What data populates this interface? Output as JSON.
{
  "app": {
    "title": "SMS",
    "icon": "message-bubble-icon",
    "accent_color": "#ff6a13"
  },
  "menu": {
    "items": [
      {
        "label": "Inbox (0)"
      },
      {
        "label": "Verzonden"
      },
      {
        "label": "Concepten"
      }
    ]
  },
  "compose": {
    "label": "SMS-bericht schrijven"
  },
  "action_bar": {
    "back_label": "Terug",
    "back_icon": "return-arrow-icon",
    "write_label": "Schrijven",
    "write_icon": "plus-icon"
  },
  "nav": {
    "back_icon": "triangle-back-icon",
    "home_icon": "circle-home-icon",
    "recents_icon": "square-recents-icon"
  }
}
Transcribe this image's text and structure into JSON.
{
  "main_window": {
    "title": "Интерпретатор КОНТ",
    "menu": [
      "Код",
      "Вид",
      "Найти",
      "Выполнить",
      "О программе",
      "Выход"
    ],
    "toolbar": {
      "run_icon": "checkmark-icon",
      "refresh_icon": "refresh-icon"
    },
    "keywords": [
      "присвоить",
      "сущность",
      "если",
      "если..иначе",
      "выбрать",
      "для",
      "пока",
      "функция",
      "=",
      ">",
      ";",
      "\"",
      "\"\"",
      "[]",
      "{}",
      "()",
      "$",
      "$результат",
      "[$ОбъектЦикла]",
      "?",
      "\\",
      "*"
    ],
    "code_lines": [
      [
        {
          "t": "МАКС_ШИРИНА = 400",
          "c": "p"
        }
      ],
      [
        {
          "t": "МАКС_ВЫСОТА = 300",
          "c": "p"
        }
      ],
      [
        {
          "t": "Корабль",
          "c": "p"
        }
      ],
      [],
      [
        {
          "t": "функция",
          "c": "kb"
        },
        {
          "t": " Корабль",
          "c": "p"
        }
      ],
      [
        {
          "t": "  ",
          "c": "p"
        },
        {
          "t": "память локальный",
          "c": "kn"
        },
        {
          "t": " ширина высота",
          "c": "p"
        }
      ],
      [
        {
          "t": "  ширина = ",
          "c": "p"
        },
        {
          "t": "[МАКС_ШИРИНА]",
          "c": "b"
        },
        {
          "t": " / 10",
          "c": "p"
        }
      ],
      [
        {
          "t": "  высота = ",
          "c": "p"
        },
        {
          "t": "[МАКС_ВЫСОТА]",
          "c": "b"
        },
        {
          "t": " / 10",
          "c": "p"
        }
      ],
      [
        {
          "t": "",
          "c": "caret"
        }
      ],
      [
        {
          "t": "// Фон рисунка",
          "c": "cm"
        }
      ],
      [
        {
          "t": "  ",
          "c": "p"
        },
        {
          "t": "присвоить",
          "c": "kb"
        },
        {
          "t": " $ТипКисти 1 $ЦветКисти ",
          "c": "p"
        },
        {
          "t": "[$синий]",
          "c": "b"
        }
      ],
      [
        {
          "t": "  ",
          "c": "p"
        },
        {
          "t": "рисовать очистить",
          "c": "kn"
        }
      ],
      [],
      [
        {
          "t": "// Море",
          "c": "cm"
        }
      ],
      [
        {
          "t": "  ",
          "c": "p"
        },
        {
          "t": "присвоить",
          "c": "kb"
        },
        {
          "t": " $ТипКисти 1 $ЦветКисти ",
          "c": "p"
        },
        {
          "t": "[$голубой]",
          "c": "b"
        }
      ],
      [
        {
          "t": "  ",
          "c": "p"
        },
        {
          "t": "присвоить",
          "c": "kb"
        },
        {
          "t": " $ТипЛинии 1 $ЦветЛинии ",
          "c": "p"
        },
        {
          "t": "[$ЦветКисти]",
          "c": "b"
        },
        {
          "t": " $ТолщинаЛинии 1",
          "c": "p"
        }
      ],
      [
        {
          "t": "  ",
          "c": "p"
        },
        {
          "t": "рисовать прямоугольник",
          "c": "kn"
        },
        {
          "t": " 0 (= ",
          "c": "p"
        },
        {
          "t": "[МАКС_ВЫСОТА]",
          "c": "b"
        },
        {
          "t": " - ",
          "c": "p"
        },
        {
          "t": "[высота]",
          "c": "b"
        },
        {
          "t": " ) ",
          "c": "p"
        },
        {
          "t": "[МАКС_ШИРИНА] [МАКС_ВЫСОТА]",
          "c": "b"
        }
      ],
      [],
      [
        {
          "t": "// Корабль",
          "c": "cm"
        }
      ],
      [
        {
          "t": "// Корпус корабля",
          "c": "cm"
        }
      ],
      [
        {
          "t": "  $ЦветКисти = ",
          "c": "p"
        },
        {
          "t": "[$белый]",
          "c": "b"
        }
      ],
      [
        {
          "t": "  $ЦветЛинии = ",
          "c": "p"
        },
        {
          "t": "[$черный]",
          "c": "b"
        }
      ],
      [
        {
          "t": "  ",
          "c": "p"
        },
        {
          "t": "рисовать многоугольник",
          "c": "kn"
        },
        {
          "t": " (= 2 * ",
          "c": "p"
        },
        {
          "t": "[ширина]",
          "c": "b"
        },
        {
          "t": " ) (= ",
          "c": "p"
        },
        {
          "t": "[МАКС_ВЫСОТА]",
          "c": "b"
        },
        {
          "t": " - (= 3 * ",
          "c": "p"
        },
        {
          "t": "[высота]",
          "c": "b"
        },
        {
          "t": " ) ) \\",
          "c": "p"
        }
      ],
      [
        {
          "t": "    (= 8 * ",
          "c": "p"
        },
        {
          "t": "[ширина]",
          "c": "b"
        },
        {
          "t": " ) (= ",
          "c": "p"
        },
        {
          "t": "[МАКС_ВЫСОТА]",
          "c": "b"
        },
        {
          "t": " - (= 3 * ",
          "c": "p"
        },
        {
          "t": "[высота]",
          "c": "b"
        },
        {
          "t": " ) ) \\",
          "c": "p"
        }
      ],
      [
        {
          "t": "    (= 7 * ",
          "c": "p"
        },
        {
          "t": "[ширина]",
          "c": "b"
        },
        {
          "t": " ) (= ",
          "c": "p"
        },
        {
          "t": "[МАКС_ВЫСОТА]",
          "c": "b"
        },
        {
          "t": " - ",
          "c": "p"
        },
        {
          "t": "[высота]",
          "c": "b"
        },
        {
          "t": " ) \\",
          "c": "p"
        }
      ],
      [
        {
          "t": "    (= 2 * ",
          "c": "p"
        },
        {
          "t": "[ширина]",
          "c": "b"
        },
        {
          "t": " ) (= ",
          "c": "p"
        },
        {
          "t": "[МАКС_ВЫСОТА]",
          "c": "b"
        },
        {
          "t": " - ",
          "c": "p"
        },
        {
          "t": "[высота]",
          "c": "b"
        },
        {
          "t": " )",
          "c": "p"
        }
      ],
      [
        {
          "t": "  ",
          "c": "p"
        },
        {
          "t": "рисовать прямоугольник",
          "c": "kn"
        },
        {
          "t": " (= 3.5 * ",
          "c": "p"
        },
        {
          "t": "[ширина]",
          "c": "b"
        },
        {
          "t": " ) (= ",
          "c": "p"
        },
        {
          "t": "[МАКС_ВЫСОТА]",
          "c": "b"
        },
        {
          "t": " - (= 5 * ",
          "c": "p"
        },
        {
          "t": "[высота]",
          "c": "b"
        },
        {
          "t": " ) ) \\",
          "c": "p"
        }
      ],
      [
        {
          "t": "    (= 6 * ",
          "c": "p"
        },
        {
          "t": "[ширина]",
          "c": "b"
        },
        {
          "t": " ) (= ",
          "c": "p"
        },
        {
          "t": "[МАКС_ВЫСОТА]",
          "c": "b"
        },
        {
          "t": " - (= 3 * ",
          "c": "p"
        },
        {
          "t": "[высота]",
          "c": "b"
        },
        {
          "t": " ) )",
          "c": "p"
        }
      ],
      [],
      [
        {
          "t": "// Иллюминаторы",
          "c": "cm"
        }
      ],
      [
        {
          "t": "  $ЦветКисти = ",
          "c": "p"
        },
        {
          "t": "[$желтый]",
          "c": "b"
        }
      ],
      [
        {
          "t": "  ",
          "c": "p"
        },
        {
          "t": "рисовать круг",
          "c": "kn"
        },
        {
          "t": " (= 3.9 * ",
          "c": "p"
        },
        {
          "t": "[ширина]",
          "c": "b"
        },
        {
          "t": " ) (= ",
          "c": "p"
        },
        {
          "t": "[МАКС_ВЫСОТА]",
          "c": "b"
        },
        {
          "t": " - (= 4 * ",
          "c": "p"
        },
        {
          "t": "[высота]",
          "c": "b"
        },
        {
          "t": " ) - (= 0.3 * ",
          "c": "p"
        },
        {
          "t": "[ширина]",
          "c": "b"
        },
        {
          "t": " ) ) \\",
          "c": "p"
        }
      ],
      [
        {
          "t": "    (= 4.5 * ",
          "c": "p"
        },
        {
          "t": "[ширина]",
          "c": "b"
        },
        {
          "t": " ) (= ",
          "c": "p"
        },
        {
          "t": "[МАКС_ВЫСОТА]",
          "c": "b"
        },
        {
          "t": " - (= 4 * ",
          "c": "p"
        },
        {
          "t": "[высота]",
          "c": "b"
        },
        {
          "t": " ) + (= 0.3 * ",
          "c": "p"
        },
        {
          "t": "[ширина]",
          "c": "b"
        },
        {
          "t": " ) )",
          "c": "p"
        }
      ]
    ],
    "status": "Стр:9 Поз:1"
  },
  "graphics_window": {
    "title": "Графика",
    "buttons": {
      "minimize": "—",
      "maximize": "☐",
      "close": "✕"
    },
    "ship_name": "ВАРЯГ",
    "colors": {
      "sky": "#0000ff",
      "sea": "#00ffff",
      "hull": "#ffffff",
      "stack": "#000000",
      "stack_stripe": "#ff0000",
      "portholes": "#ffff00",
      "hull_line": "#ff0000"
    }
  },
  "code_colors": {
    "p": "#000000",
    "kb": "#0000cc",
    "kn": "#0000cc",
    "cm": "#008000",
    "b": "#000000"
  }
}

• [Your instructions]: Read the entries and select each line where the word "JSON" is found.

• [Output for this task]:
What data populates this interface? Output as JSON.
Transcribe this image's text and structure into JSON.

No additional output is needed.